→ **Task directions**:
A partial copy is required: transcribe exactly the lines from the one containing "Serialize everything readable" through the last line below, without any pictures.

→ **Data items**:
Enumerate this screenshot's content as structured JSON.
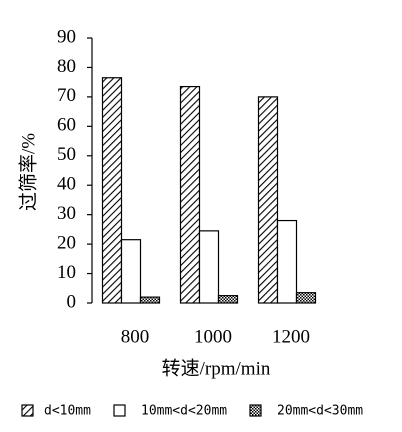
{
  "chart_data": {
    "type": "bar",
    "categories": [
      "800",
      "1000",
      "1200"
    ],
    "series": [
      {
        "name": "d<10mm",
        "color": "#000000",
        "values": [
          76.5,
          73.5,
          70
        ]
      },
      {
        "name": "10mm<d<20mm",
        "color": "#000000",
        "values": [
          21.5,
          24.5,
          28
        ]
      },
      {
        "name": "20mm<d<30mm",
        "color": "#000000",
        "values": [
          2,
          2.5,
          3.5
        ]
      }
    ],
    "ylim": [
      0,
      90
    ],
    "yticks": [
      0,
      10,
      20,
      30,
      40,
      50,
      60,
      70,
      80,
      90
    ],
    "ylabel": "过筛率/%",
    "xlabel": "转速/rpm/min"
  }
}
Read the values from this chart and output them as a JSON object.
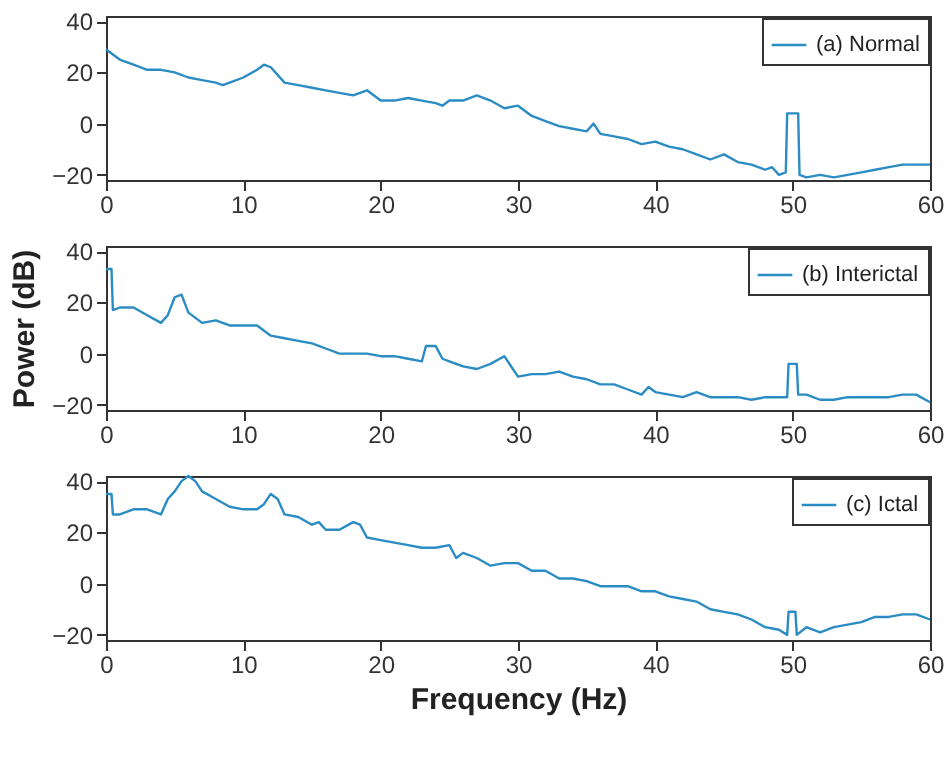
{
  "chart_data": [
    {
      "type": "line",
      "xlim": [
        0,
        60
      ],
      "xticks": [
        0,
        10,
        20,
        30,
        40,
        50,
        60
      ],
      "ylim": [
        -22,
        42
      ],
      "yticks": [
        -20,
        0,
        20,
        40
      ],
      "legend": "top right",
      "grid": false,
      "x": [
        0,
        0.5,
        1,
        2,
        3,
        4,
        5,
        6,
        7,
        8,
        8.5,
        9,
        10,
        11,
        11.5,
        12,
        13,
        14,
        15,
        16,
        17,
        18,
        19,
        20,
        21,
        22,
        23,
        24,
        24.5,
        25,
        26,
        27,
        28,
        29,
        30,
        31,
        32,
        33,
        34,
        35,
        35.5,
        36,
        37,
        38,
        39,
        40,
        41,
        42,
        43,
        44,
        45,
        46,
        47,
        48,
        48.5,
        49,
        49.5,
        49.6,
        50.4,
        50.5,
        51,
        52,
        53,
        54,
        55,
        56,
        57,
        58,
        59,
        60
      ],
      "series": [
        {
          "name": "(a) Normal",
          "color": "#2b8cc4",
          "values": [
            29,
            27,
            25,
            23,
            21,
            21,
            20,
            18,
            17,
            16,
            15,
            16,
            18,
            21,
            23,
            22,
            16,
            15,
            14,
            13,
            12,
            11,
            13,
            9,
            9,
            10,
            9,
            8,
            7,
            9,
            9,
            11,
            9,
            6,
            7,
            3,
            1,
            -1,
            -2,
            -3,
            0,
            -4,
            -5,
            -6,
            -8,
            -7,
            -9,
            -10,
            -12,
            -14,
            -12,
            -15,
            -16,
            -18,
            -17,
            -20,
            -19,
            4,
            4,
            -20,
            -21,
            -20,
            -21,
            -20,
            -19,
            -18,
            -17,
            -16,
            -16,
            -16
          ]
        }
      ]
    },
    {
      "type": "line",
      "xlim": [
        0,
        60
      ],
      "xticks": [
        0,
        10,
        20,
        30,
        40,
        50,
        60
      ],
      "ylim": [
        -22,
        42
      ],
      "yticks": [
        -20,
        0,
        20,
        40
      ],
      "legend": "top right",
      "grid": false,
      "ylabel": "Power (dB)",
      "x": [
        0,
        0.4,
        0.5,
        1,
        2,
        3,
        4,
        4.5,
        5,
        5.5,
        6,
        7,
        8,
        9,
        10,
        11,
        12,
        13,
        14,
        15,
        16,
        17,
        18,
        19,
        20,
        21,
        22,
        23,
        23.3,
        24,
        24.5,
        25,
        26,
        27,
        28,
        29,
        30,
        31,
        32,
        33,
        34,
        35,
        36,
        37,
        38,
        39,
        39.5,
        40,
        41,
        42,
        43,
        44,
        45,
        46,
        47,
        48,
        49,
        49.6,
        49.7,
        50.3,
        50.4,
        51,
        52,
        53,
        54,
        55,
        56,
        57,
        58,
        59,
        60
      ],
      "series": [
        {
          "name": "(b) Interictal",
          "color": "#2b8cc4",
          "values": [
            33,
            33,
            17,
            18,
            18,
            15,
            12,
            15,
            22,
            23,
            16,
            12,
            13,
            11,
            11,
            11,
            7,
            6,
            5,
            4,
            2,
            0,
            0,
            0,
            -1,
            -1,
            -2,
            -3,
            3,
            3,
            -2,
            -3,
            -5,
            -6,
            -4,
            -1,
            -9,
            -8,
            -8,
            -7,
            -9,
            -10,
            -12,
            -12,
            -14,
            -16,
            -13,
            -15,
            -16,
            -17,
            -15,
            -17,
            -17,
            -17,
            -18,
            -17,
            -17,
            -17,
            -4,
            -4,
            -16,
            -16,
            -18,
            -18,
            -17,
            -17,
            -17,
            -17,
            -16,
            -16,
            -19
          ]
        }
      ]
    },
    {
      "type": "line",
      "xlim": [
        0,
        60
      ],
      "xticks": [
        0,
        10,
        20,
        30,
        40,
        50,
        60
      ],
      "ylim": [
        -22,
        42
      ],
      "yticks": [
        -20,
        0,
        20,
        40
      ],
      "legend": "top right",
      "grid": false,
      "xlabel": "Frequency (Hz)",
      "x": [
        0,
        0.4,
        0.5,
        1,
        2,
        3,
        4,
        4.5,
        5,
        5.5,
        6,
        6.5,
        7,
        8,
        9,
        10,
        11,
        11.5,
        12,
        12.5,
        13,
        14,
        15,
        15.5,
        16,
        17,
        18,
        18.5,
        19,
        20,
        21,
        22,
        23,
        24,
        25,
        25.5,
        26,
        27,
        28,
        29,
        30,
        31,
        32,
        33,
        34,
        35,
        36,
        37,
        38,
        39,
        40,
        41,
        42,
        43,
        44,
        45,
        46,
        47,
        48,
        49,
        49.6,
        49.7,
        50.2,
        50.3,
        51,
        52,
        53,
        54,
        55,
        56,
        57,
        58,
        59,
        60
      ],
      "series": [
        {
          "name": "(c) Ictal",
          "color": "#2b8cc4",
          "values": [
            35,
            35,
            27,
            27,
            29,
            29,
            27,
            33,
            36,
            40,
            42,
            40,
            36,
            33,
            30,
            29,
            29,
            31,
            35,
            33,
            27,
            26,
            23,
            24,
            21,
            21,
            24,
            23,
            18,
            17,
            16,
            15,
            14,
            14,
            15,
            10,
            12,
            10,
            7,
            8,
            8,
            5,
            5,
            2,
            2,
            1,
            -1,
            -1,
            -1,
            -3,
            -3,
            -5,
            -6,
            -7,
            -10,
            -11,
            -12,
            -14,
            -17,
            -18,
            -20,
            -11,
            -11,
            -20,
            -17,
            -19,
            -17,
            -16,
            -15,
            -13,
            -13,
            -12,
            -12,
            -14
          ]
        }
      ]
    }
  ]
}
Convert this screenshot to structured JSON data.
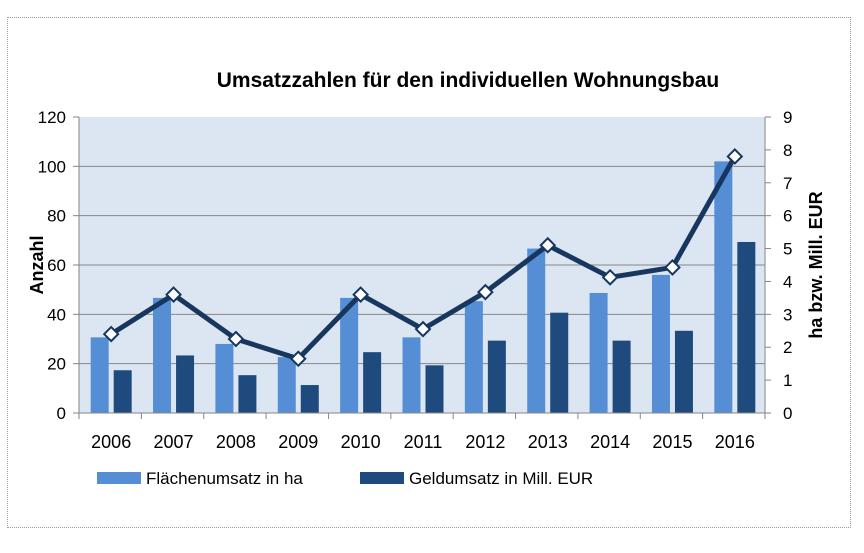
{
  "chart_data": {
    "type": "bar",
    "title": "Umsatzzahlen für den individuellen Wohnungsbau",
    "categories": [
      "2006",
      "2007",
      "2008",
      "2009",
      "2010",
      "2011",
      "2012",
      "2013",
      "2014",
      "2015",
      "2016"
    ],
    "xlabel": "",
    "ylabel_left": "Anzahl",
    "ylabel_right": "ha bzw. Mill. EUR",
    "ylim_left": [
      0,
      120
    ],
    "yticks_left": [
      0,
      20,
      40,
      60,
      80,
      100,
      120
    ],
    "ylim_right": [
      0,
      9
    ],
    "yticks_right": [
      0,
      1,
      2,
      3,
      4,
      5,
      6,
      7,
      8,
      9
    ],
    "grid": true,
    "legend_position": "bottom",
    "series": [
      {
        "name": "Flächenumsatz in ha",
        "type": "bar",
        "axis": "right",
        "color": "#558ED5",
        "values": [
          2.3,
          3.5,
          2.1,
          1.7,
          3.5,
          2.3,
          3.4,
          5.0,
          3.65,
          4.2,
          7.65
        ]
      },
      {
        "name": "Geldumsatz in Mill. EUR",
        "type": "bar",
        "axis": "right",
        "color": "#1F4A7E",
        "values": [
          1.3,
          1.75,
          1.15,
          0.85,
          1.85,
          1.45,
          2.2,
          3.05,
          2.2,
          2.5,
          5.2
        ]
      },
      {
        "name": "Anzahl",
        "type": "line",
        "axis": "left",
        "color": "#17375E",
        "in_legend": false,
        "values": [
          32,
          48,
          30,
          22,
          48,
          34,
          49,
          68,
          55,
          59,
          104
        ]
      }
    ]
  }
}
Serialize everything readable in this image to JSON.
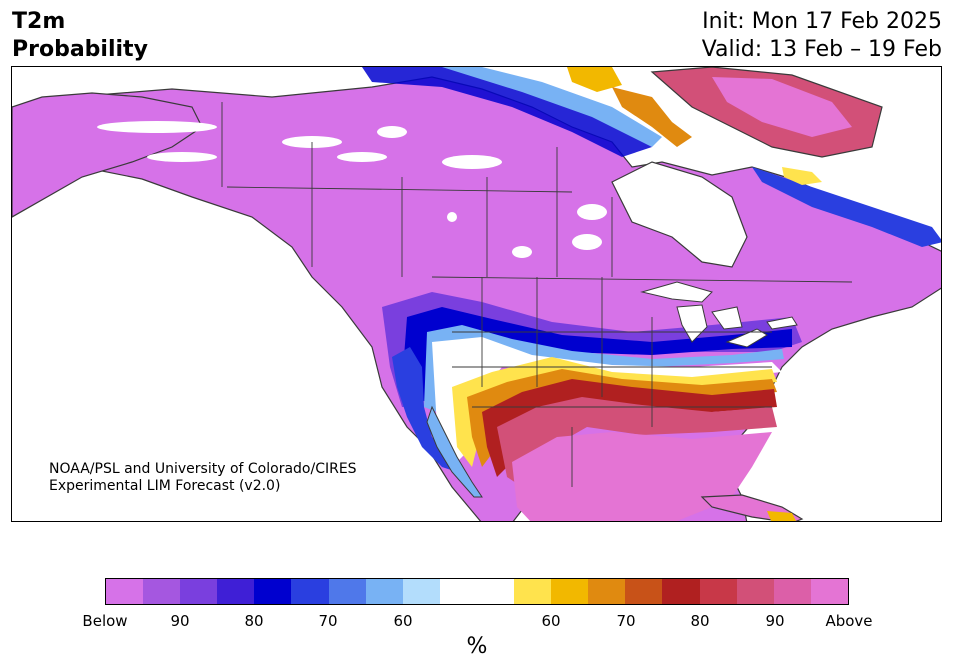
{
  "header": {
    "variable": "T2m",
    "product": "Probability",
    "init": "Init: Mon 17 Feb 2025",
    "valid": "Valid: 13 Feb – 19 Feb"
  },
  "credit": {
    "line1": "NOAA/PSL and University of Colorado/CIRES",
    "line2": "Experimental LIM Forecast (v2.0)"
  },
  "colorbar": {
    "colors": [
      "#d672e8",
      "#a557e0",
      "#7a3fde",
      "#3f1fd6",
      "#0000cf",
      "#2a3fe0",
      "#4f78ea",
      "#78b2f4",
      "#b3ddfc",
      "#ffffff",
      "#ffffff",
      "#ffe34d",
      "#f2b800",
      "#e08a10",
      "#c85218",
      "#b02020",
      "#c83848",
      "#d25078",
      "#dc5fa8",
      "#e474d4"
    ],
    "tick_labels": [
      "Below",
      "90",
      "80",
      "70",
      "60",
      "60",
      "70",
      "80",
      "90",
      "Above"
    ],
    "unit": "%"
  },
  "map": {
    "region": "North America",
    "palette": {
      "below_strong": "#d672e8",
      "below_90": "#a557e0",
      "below_80": "#3f1fd6",
      "below_70": "#2a3fe0",
      "below_60": "#78b2f4",
      "near_normal": "#ffffff",
      "above_60": "#ffe34d",
      "above_70": "#e08a10",
      "above_80": "#b02020",
      "above_strong": "#e474d4",
      "border": "#3a3a3a"
    }
  }
}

→ **Worked answer**:
Serialize everything readable in this image to JSON.
{
  "header": {
    "variable": "T2m",
    "product": "Probability",
    "init": "Init: Mon 17 Feb 2025",
    "valid": "Valid: 13 Feb – 19 Feb"
  },
  "credit": {
    "line1": "NOAA/PSL and University of Colorado/CIRES",
    "line2": "Experimental LIM Forecast (v2.0)"
  },
  "colorbar": {
    "colors": [
      "#d672e8",
      "#a557e0",
      "#7a3fde",
      "#3f1fd6",
      "#0000cf",
      "#2a3fe0",
      "#4f78ea",
      "#78b2f4",
      "#b3ddfc",
      "#ffffff",
      "#ffffff",
      "#ffe34d",
      "#f2b800",
      "#e08a10",
      "#c85218",
      "#b02020",
      "#c83848",
      "#d25078",
      "#dc5fa8",
      "#e474d4"
    ],
    "tick_labels": [
      "Below",
      "90",
      "80",
      "70",
      "60",
      "60",
      "70",
      "80",
      "90",
      "Above"
    ],
    "unit": "%"
  },
  "map": {
    "region": "North America",
    "palette": {
      "below_strong": "#d672e8",
      "below_90": "#a557e0",
      "below_80": "#3f1fd6",
      "below_70": "#2a3fe0",
      "below_60": "#78b2f4",
      "near_normal": "#ffffff",
      "above_60": "#ffe34d",
      "above_70": "#e08a10",
      "above_80": "#b02020",
      "above_strong": "#e474d4",
      "border": "#3a3a3a"
    }
  }
}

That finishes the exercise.